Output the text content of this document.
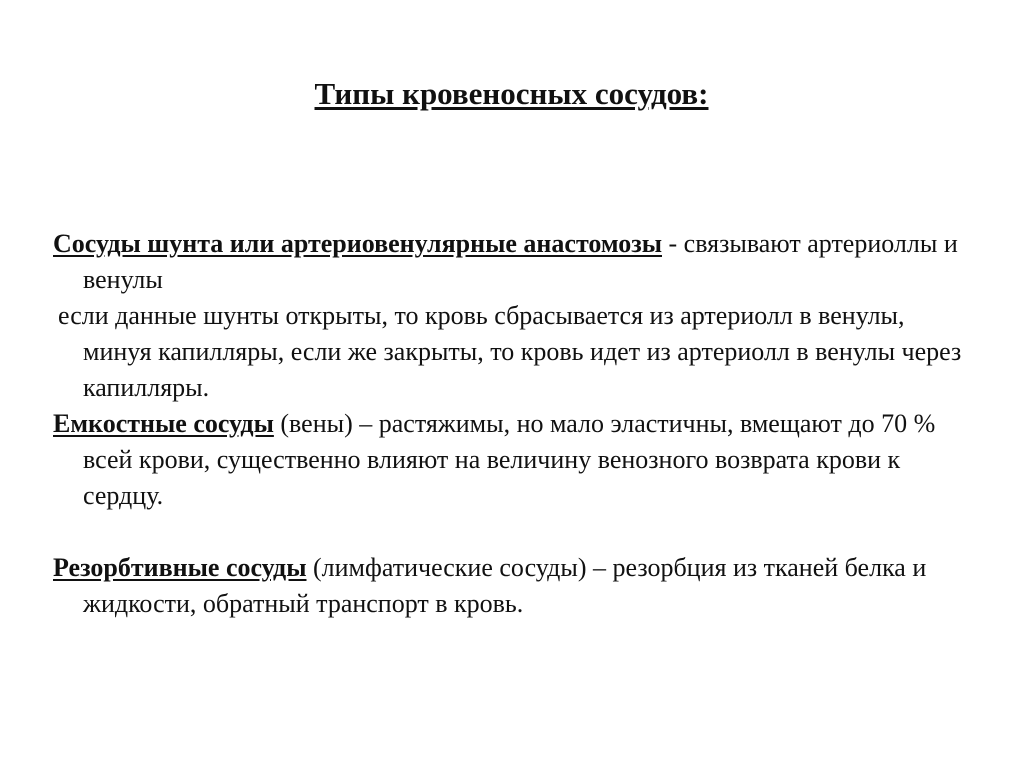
Типы кровеносных сосудов:

Сосуды шунта или артериовенулярные анастомозы - связывают артериоллы и венулы

если данные шунты открыты, то кровь сбрасывается из артериолл в венулы, минуя капилляры, если же закрыты, то кровь идет из артериолл в венулы через капилляры.

Емкостные сосуды (вены) – растяжимы, но мало эластичны, вмещают до 70 % всей крови, существенно влияют на величину венозного возврата крови к сердцу.

Резорбтивные сосуды (лимфатические сосуды) – резорбция из тканей белка и жидкости, обратный транспорт в кровь.
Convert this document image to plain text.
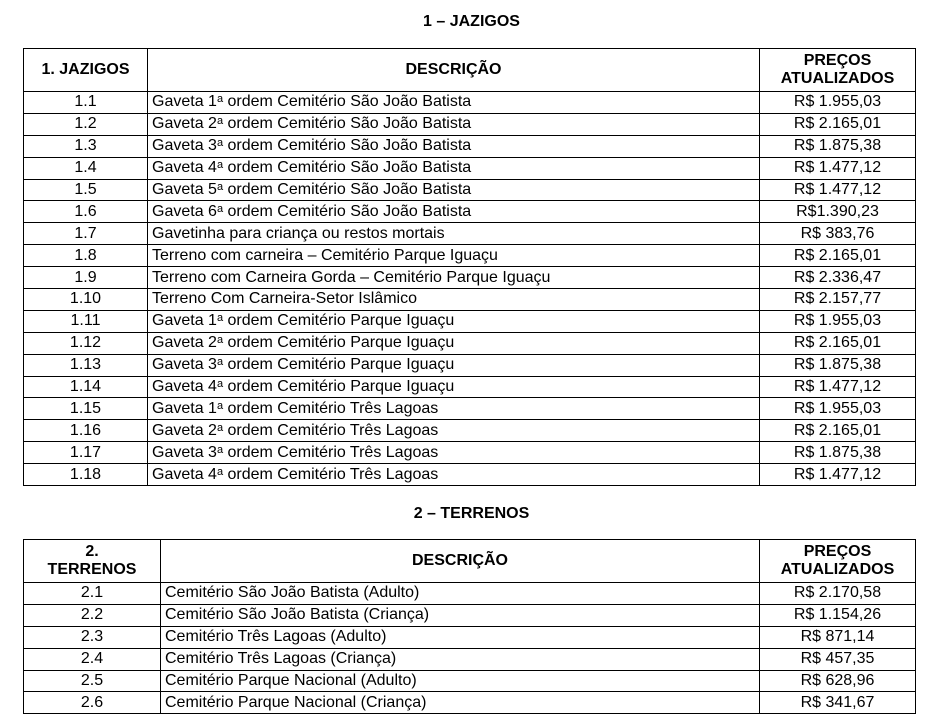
1 – JAZIGOS
1. JAZIGOS	DESCRIÇÃO	PREÇOS
ATUALIZADOS
1.1	Gaveta 1$^a$ ordem Cemitério São João Batista	R$ 1.955,03
1.2	Gaveta 2$^a$ ordem Cemitério São João Batista	R$ 2.165,01
1.3	Gaveta 3$^a$ ordem Cemitério São João Batista	R$ 1.875,38
1.4	Gaveta 4$^a$ ordem Cemitério São João Batista	R$ 1.477,12
1.5	Gaveta 5$^a$ ordem Cemitério São João Batista	R$ 1.477,12
1.6	Gaveta 6$^a$ ordem Cemitério São João Batista	R$1.390,23
1.7	Gavetinha para criança ou restos mortais	R$ 383,76
1.8	Terreno com carneira – Cemitério Parque Iguaçu	R$ 2.165,01
1.9	Terreno com Carneira Gorda – Cemitério Parque Iguaçu	R$ 2.336,47
1.10	Terreno Com Carneira-Setor Islâmico	R$ 2.157,77
1.11	Gaveta 1$^a$ ordem Cemitério Parque Iguaçu	R$ 1.955,03
1.12	Gaveta 2$^a$ ordem Cemitério Parque Iguaçu	R$ 2.165,01
1.13	Gaveta 3$^a$ ordem Cemitério Parque Iguaçu	R$ 1.875,38
1.14	Gaveta 4$^a$ ordem Cemitério Parque Iguaçu	R$ 1.477,12
1.15	Gaveta 1$^a$ ordem Cemitério Três Lagoas	R$ 1.955,03
1.16	Gaveta 2$^a$ ordem Cemitério Três Lagoas	R$ 2.165,01
1.17	Gaveta 3$^a$ ordem Cemitério Três Lagoas	R$ 1.875,38
1.18	Gaveta 4$^a$ ordem Cemitério Três Lagoas	R$ 1.477,12
2 – TERRENOS
2.
TERRENOS	DESCRIÇÃO	PREÇOS
ATUALIZADOS
2.1	Cemitério São João Batista (Adulto)	R$ 2.170,58
2.2	Cemitério São João Batista (Criança)	R$ 1.154,26
2.3	Cemitério Três Lagoas (Adulto)	R$ 871,14
2.4	Cemitério Três Lagoas (Criança)	R$ 457,35
2.5	Cemitério Parque Nacional (Adulto)	R$ 628,96
2.6	Cemitério Parque Nacional (Criança)	R$ 341,67
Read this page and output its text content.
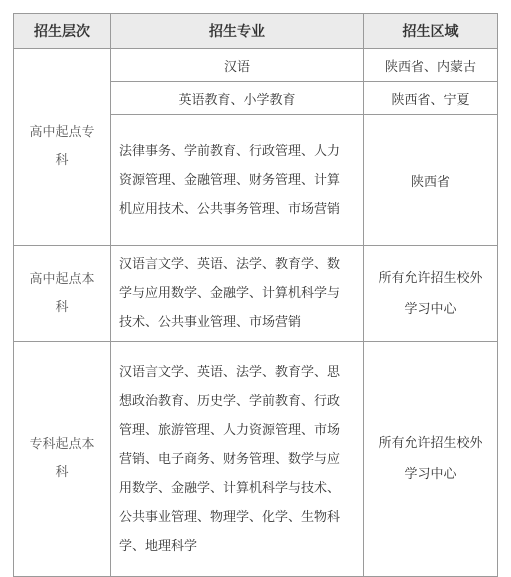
招生层次	招生专业	招生区域
高中起点专科	汉语	陕西省、内蒙古
	英语教育、小学教育	陕西省、宁夏
	法律事务、学前教育、行政管理、人力资源管理、金融管理、财务管理、计算机应用技术、公共事务管理、市场营销	陕西省
高中起点本科	汉语言文学、英语、法学、教育学、数学与应用数学、金融学、计算机科学与技术、公共事业管理、市场营销	所有允许招生校外学习中心
专科起点本科	汉语言文学、英语、法学、教育学、思想政治教育、历史学、学前教育、行政管理、旅游管理、人力资源管理、市场营销、电子商务、财务管理、数学与应用数学、金融学、计算机科学与技术、公共事业管理、物理学、化学、生物科学、地理科学	所有允许招生校外学习中心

## Goal
Beginning at the line that contains "Read this page and output its text content.", copy each remaining line of the records exactly, through the final one. Omit the pictures.

## Result below
Read this page and output its text content.
招生层次	招生专业	招生区域
高中起点专科	汉语	陕西省、内蒙古
	英语教育、小学教育	陕西省、宁夏
	法律事务、学前教育、行政管理、人力资源管理、金融管理、财务管理、计算机应用技术、公共事务管理、市场营销	陕西省
高中起点本科	汉语言文学、英语、法学、教育学、数学与应用数学、金融学、计算机科学与技术、公共事业管理、市场营销	所有允许招生校外学习中心
专科起点本科	汉语言文学、英语、法学、教育学、思想政治教育、历史学、学前教育、行政管理、旅游管理、人力资源管理、市场营销、电子商务、财务管理、数学与应用数学、金融学、计算机科学与技术、公共事业管理、物理学、化学、生物科学、地理科学	所有允许招生校外学习中心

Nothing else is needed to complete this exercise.